WHAT TO DO: From the listing below, pull out every line where the string "updates" appears.

■ ■ ■

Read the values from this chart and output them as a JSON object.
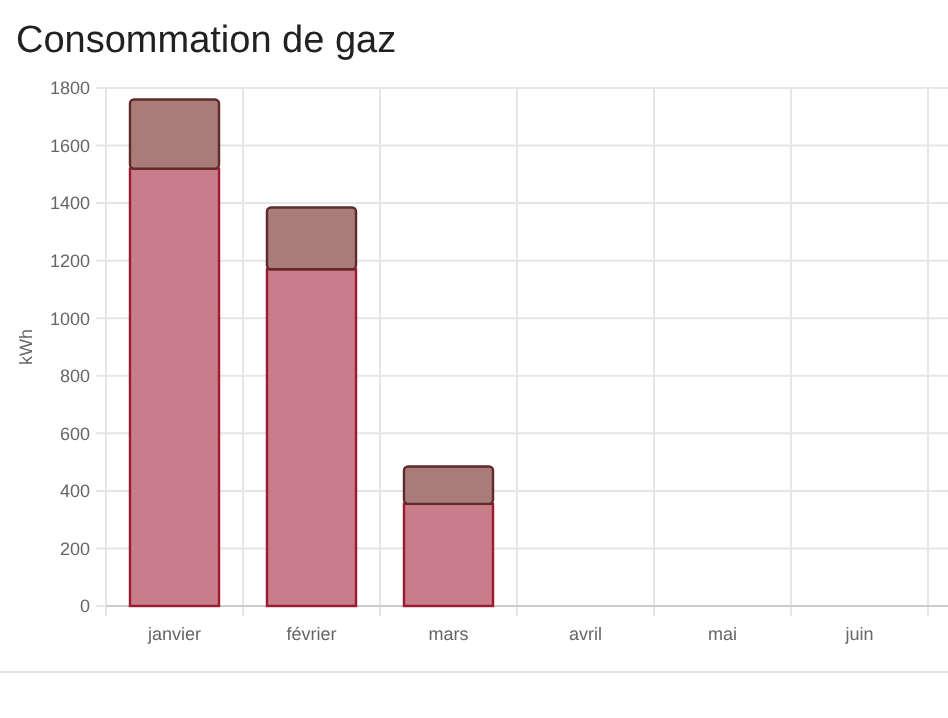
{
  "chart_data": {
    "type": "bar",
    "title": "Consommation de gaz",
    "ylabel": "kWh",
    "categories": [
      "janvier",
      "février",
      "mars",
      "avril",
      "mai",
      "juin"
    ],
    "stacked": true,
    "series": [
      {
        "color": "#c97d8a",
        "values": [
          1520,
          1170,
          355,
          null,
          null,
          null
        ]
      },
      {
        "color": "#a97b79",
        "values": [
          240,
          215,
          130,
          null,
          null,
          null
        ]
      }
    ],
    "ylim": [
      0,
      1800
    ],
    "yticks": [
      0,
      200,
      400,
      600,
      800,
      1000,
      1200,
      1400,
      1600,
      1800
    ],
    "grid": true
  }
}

■ ■ ■

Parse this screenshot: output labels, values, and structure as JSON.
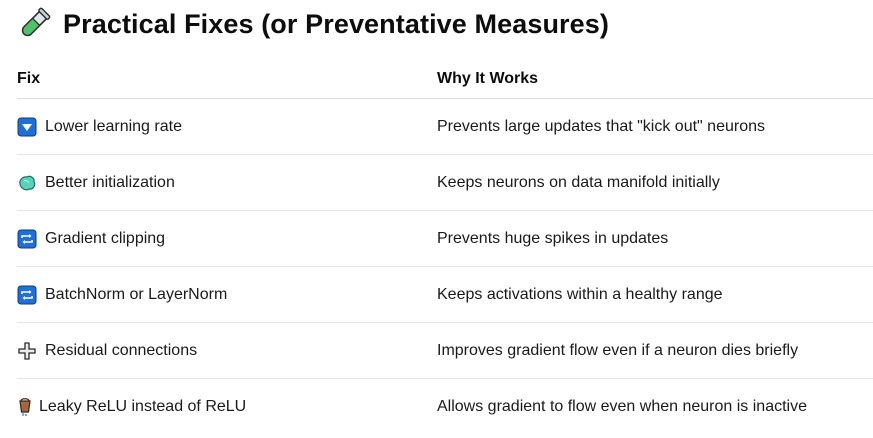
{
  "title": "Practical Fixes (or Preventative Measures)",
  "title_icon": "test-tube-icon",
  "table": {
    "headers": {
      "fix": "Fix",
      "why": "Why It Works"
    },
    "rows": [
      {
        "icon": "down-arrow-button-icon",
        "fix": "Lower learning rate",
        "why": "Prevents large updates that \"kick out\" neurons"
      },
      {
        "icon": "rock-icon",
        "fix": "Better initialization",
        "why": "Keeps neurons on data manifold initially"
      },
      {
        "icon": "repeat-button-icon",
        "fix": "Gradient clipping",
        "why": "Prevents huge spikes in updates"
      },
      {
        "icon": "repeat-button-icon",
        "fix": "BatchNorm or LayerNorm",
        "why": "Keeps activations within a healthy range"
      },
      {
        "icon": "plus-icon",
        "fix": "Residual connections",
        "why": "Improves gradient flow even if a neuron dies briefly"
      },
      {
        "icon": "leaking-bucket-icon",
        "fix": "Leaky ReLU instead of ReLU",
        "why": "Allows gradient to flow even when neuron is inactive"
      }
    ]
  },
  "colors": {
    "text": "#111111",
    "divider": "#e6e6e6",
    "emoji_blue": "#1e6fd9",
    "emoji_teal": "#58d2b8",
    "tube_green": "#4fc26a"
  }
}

■ ■ ■

TASK SOLUTION:
        "why": "Prevents large updates that \"kick out\" neurons"
        "why": "Prevents huge spikes in updates"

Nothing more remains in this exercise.